GOAL OF THE EXERCISE
Extract all data as written.

SUPPLIED DATA
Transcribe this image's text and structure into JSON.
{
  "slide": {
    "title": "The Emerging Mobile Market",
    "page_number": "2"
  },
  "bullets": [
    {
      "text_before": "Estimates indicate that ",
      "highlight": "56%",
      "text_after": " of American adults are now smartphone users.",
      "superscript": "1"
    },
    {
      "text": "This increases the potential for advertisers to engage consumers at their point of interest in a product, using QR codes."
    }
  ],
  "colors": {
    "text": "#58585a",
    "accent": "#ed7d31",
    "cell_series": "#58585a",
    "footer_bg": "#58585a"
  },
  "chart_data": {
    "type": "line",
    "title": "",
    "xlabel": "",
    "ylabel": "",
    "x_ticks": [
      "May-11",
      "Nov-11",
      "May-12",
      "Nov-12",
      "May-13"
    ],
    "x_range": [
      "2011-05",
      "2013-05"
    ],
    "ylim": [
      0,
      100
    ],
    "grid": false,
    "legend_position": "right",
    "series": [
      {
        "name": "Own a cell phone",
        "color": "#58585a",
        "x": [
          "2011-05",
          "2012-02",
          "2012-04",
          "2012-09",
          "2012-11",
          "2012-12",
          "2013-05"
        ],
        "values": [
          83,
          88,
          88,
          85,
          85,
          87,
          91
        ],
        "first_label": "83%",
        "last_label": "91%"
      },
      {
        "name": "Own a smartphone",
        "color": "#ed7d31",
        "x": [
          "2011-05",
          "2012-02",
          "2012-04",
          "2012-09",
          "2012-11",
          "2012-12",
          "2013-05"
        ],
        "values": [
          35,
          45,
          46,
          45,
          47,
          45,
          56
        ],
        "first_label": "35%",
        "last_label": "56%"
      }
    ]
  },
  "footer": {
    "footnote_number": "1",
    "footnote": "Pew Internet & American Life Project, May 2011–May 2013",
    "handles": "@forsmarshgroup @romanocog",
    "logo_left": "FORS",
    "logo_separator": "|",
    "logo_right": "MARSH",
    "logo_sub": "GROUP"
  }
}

ANSWER TO THIS TASK
Transcribe this image's text and structure into JSON.
{
  "slide": {
    "title": "The Emerging Mobile Market",
    "page_number": "2"
  },
  "bullets": [
    {
      "text_before": "Estimates indicate that ",
      "highlight": "56%",
      "text_after": " of American adults are now smartphone users.",
      "superscript": "1"
    },
    {
      "text": "This increases the potential for advertisers to engage consumers at their point of interest in a product, using QR codes."
    }
  ],
  "colors": {
    "text": "#58585a",
    "accent": "#ed7d31",
    "cell_series": "#58585a",
    "footer_bg": "#58585a"
  },
  "chart_data": {
    "type": "line",
    "title": "",
    "xlabel": "",
    "ylabel": "",
    "x_ticks": [
      "May-11",
      "Nov-11",
      "May-12",
      "Nov-12",
      "May-13"
    ],
    "x_range": [
      "2011-05",
      "2013-05"
    ],
    "ylim": [
      0,
      100
    ],
    "grid": false,
    "legend_position": "right",
    "series": [
      {
        "name": "Own a cell phone",
        "color": "#58585a",
        "x": [
          "2011-05",
          "2012-02",
          "2012-04",
          "2012-09",
          "2012-11",
          "2012-12",
          "2013-05"
        ],
        "values": [
          83,
          88,
          88,
          85,
          85,
          87,
          91
        ],
        "first_label": "83%",
        "last_label": "91%"
      },
      {
        "name": "Own a smartphone",
        "color": "#ed7d31",
        "x": [
          "2011-05",
          "2012-02",
          "2012-04",
          "2012-09",
          "2012-11",
          "2012-12",
          "2013-05"
        ],
        "values": [
          35,
          45,
          46,
          45,
          47,
          45,
          56
        ],
        "first_label": "35%",
        "last_label": "56%"
      }
    ]
  },
  "footer": {
    "footnote_number": "1",
    "footnote": "Pew Internet & American Life Project, May 2011–May 2013",
    "handles": "@forsmarshgroup @romanocog",
    "logo_left": "FORS",
    "logo_separator": "|",
    "logo_right": "MARSH",
    "logo_sub": "GROUP"
  }
}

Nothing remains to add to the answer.